Exercise prompt
Put every line of the records below into a numbered list, omitting blank lines.

Given information
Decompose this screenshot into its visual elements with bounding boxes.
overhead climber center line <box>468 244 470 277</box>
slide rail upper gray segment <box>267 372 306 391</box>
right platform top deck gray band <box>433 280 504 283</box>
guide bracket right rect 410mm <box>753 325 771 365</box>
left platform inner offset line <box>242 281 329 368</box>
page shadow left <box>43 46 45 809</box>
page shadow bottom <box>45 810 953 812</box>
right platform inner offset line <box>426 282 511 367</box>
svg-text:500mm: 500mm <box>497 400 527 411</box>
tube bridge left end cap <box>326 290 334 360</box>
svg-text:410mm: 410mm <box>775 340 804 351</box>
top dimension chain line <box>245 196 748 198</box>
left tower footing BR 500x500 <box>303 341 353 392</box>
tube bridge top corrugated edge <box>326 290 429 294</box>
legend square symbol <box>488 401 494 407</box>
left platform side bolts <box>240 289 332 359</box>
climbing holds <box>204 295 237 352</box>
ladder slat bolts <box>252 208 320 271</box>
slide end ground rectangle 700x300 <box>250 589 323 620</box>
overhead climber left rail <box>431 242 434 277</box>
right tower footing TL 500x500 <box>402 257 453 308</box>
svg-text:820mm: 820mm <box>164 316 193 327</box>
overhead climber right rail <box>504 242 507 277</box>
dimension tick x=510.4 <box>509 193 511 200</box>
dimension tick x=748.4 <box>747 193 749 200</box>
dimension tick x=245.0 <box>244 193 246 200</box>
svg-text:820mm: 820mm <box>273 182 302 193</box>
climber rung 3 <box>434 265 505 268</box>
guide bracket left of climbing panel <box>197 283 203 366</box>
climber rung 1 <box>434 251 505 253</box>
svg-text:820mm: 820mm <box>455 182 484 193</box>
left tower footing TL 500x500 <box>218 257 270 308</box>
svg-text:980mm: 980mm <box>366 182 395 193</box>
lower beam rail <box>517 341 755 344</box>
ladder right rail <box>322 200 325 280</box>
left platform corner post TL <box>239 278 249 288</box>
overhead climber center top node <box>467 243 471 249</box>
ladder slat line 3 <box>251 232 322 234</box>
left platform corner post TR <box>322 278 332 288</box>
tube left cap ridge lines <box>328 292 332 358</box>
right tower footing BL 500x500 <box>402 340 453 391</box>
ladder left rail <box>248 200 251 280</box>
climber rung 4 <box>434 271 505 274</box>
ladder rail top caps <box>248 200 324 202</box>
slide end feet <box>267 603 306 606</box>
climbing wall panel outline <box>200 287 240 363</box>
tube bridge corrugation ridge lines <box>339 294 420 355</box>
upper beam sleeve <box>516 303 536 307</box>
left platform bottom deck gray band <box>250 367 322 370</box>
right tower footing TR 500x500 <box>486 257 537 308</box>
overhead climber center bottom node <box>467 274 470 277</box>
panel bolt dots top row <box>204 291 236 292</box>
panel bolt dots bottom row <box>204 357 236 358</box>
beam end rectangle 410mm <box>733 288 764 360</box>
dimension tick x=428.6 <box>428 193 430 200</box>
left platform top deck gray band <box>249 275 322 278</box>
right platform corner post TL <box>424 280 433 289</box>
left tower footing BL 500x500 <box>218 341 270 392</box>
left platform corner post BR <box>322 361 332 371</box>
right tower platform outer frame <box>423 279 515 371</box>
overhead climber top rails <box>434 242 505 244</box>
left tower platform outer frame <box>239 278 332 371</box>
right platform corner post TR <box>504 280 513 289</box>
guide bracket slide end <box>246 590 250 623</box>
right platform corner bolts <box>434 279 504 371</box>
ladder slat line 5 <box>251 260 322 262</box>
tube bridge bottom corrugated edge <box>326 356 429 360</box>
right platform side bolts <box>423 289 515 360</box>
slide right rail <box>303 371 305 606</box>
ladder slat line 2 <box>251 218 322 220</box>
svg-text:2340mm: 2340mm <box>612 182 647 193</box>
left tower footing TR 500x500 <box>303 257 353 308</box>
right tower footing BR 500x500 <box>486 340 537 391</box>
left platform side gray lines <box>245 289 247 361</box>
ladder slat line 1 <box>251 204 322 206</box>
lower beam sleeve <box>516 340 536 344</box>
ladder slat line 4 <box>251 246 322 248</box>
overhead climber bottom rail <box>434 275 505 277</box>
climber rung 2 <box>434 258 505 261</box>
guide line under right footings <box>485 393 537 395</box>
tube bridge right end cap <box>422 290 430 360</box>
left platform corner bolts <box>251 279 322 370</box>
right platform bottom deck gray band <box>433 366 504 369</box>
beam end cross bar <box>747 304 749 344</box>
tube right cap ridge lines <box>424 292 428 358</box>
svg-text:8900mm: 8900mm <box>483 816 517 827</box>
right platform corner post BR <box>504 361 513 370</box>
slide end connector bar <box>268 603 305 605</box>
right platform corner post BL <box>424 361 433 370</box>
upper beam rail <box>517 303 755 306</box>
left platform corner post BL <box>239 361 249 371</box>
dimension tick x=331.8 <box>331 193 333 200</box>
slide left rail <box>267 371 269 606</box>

Response below
1. Decompose this screenshot into its visual elements with bounding boxes.
2. overhead climber center line <box>468 244 470 277</box>
3. slide rail upper gray segment <box>267 372 306 391</box>
4. right platform top deck gray band <box>433 280 504 283</box>
5. guide bracket right rect 410mm <box>753 325 771 365</box>
6. left platform inner offset line <box>242 281 329 368</box>
7. page shadow left <box>43 46 45 809</box>
8. page shadow bottom <box>45 810 953 812</box>
9. right platform inner offset line <box>426 282 511 367</box>
10. svg-text:500mm: 500mm <box>497 400 527 411</box>
11. tube bridge left end cap <box>326 290 334 360</box>
12. svg-text:410mm: 410mm <box>775 340 804 351</box>
13. top dimension chain line <box>245 196 748 198</box>
14. left tower footing BR 500x500 <box>303 341 353 392</box>
15. tube bridge top corrugated edge <box>326 290 429 294</box>
16. legend square symbol <box>488 401 494 407</box>
17. left platform side bolts <box>240 289 332 359</box>
18. climbing holds <box>204 295 237 352</box>
19. ladder slat bolts <box>252 208 320 271</box>
20. slide end ground rectangle 700x300 <box>250 589 323 620</box>
21. overhead climber left rail <box>431 242 434 277</box>
22. right tower footing TL 500x500 <box>402 257 453 308</box>
23. svg-text:820mm: 820mm <box>164 316 193 327</box>
24. overhead climber right rail <box>504 242 507 277</box>
25. dimension tick x=510.4 <box>509 193 511 200</box>
26. dimension tick x=748.4 <box>747 193 749 200</box>
27. dimension tick x=245.0 <box>244 193 246 200</box>
28. svg-text:820mm: 820mm <box>273 182 302 193</box>
29. climber rung 3 <box>434 265 505 268</box>
30. guide bracket left of climbing panel <box>197 283 203 366</box>
31. climber rung 1 <box>434 251 505 253</box>
32. svg-text:820mm: 820mm <box>455 182 484 193</box>
33. left tower footing TL 500x500 <box>218 257 270 308</box>
34. svg-text:980mm: 980mm <box>366 182 395 193</box>
35. lower beam rail <box>517 341 755 344</box>
36. ladder right rail <box>322 200 325 280</box>
37. left platform corner post TL <box>239 278 249 288</box>
38. overhead climber center top node <box>467 243 471 249</box>
39. ladder slat line 3 <box>251 232 322 234</box>
40. left platform corner post TR <box>322 278 332 288</box>
41. tube left cap ridge lines <box>328 292 332 358</box>
42. right tower footing BL 500x500 <box>402 340 453 391</box>
43. ladder left rail <box>248 200 251 280</box>
44. climber rung 4 <box>434 271 505 274</box>
45. ladder rail top caps <box>248 200 324 202</box>
46. slide end feet <box>267 603 306 606</box>
47. climbing wall panel outline <box>200 287 240 363</box>
48. tube bridge corrugation ridge lines <box>339 294 420 355</box>
49. upper beam sleeve <box>516 303 536 307</box>
50. left platform bottom deck gray band <box>250 367 322 370</box>
51. right tower footing TR 500x500 <box>486 257 537 308</box>
52. overhead climber center bottom node <box>467 274 470 277</box>
53. panel bolt dots top row <box>204 291 236 292</box>
54. panel bolt dots bottom row <box>204 357 236 358</box>
55. beam end rectangle 410mm <box>733 288 764 360</box>
56. dimension tick x=428.6 <box>428 193 430 200</box>
57. left platform top deck gray band <box>249 275 322 278</box>
58. right platform corner post TL <box>424 280 433 289</box>
59. left tower footing BL 500x500 <box>218 341 270 392</box>
60. left platform corner post BR <box>322 361 332 371</box>
61. right tower platform outer frame <box>423 279 515 371</box>
62. overhead climber top rails <box>434 242 505 244</box>
63. left tower platform outer frame <box>239 278 332 371</box>
64. right platform corner post TR <box>504 280 513 289</box>
65. guide bracket slide end <box>246 590 250 623</box>
66. right platform corner bolts <box>434 279 504 371</box>
67. ladder slat line 5 <box>251 260 322 262</box>
68. tube bridge bottom corrugated edge <box>326 356 429 360</box>
69. right platform side bolts <box>423 289 515 360</box>
70. slide right rail <box>303 371 305 606</box>
71. ladder slat line 2 <box>251 218 322 220</box>
72. svg-text:2340mm: 2340mm <box>612 182 647 193</box>
73. left tower footing TR 500x500 <box>303 257 353 308</box>
74. right tower footing BR 500x500 <box>486 340 537 391</box>
75. left platform side gray lines <box>245 289 247 361</box>
76. ladder slat line 1 <box>251 204 322 206</box>
77. lower beam sleeve <box>516 340 536 344</box>
78. ladder slat line 4 <box>251 246 322 248</box>
79. overhead climber bottom rail <box>434 275 505 277</box>
80. climber rung 2 <box>434 258 505 261</box>
81. guide line under right footings <box>485 393 537 395</box>
82. tube bridge right end cap <box>422 290 430 360</box>
83. left platform corner bolts <box>251 279 322 370</box>
84. right platform bottom deck gray band <box>433 366 504 369</box>
85. beam end cross bar <box>747 304 749 344</box>
86. tube right cap ridge lines <box>424 292 428 358</box>
87. svg-text:8900mm: 8900mm <box>483 816 517 827</box>
88. right platform corner post BR <box>504 361 513 370</box>
89. slide end connector bar <box>268 603 305 605</box>
90. right platform corner post BL <box>424 361 433 370</box>
91. upper beam rail <box>517 303 755 306</box>
92. left platform corner post BL <box>239 361 249 371</box>
93. dimension tick x=331.8 <box>331 193 333 200</box>
94. slide left rail <box>267 371 269 606</box>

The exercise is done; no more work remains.